**What to do:** Identify each line containing the word "number" and copy it.

# Start of Records supplied

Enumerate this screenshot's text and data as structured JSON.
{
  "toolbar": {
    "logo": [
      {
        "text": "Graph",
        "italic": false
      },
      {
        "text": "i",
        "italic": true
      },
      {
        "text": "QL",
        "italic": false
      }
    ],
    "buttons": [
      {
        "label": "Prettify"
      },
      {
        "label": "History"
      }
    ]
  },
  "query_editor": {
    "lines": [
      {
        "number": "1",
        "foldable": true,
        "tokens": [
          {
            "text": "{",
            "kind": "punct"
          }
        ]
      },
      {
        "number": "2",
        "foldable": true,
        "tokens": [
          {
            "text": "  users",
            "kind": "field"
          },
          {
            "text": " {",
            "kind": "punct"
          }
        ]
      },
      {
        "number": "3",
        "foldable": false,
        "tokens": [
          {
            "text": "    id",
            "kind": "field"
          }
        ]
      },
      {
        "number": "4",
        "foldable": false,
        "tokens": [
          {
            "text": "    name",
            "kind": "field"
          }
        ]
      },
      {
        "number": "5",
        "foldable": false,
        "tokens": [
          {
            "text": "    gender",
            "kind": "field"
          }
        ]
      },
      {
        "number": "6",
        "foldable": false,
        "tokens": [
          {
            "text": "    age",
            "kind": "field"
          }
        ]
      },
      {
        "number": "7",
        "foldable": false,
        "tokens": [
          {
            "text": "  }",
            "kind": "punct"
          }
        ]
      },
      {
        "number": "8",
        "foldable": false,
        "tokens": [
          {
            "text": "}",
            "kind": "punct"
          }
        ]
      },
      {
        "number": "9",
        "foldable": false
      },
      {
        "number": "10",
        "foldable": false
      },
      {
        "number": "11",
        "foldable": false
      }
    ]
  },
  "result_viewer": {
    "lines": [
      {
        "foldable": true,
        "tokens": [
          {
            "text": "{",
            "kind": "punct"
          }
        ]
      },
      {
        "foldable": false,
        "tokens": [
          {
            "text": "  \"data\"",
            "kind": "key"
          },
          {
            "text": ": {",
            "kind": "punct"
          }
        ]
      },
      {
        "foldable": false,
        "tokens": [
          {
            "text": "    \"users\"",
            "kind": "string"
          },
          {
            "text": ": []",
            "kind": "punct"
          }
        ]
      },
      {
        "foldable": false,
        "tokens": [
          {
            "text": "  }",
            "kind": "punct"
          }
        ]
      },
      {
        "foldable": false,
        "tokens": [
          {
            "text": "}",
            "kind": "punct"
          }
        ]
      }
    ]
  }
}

# End of Records supplied

**Reply:**
        "number": "1",
        "number": "2",
        "number": "3",
        "number": "4",
        "number": "5",
        "number": "6",
        "number": "7",
        "number": "8",
        "number": "9",
        "number": "10",
        "number": "11",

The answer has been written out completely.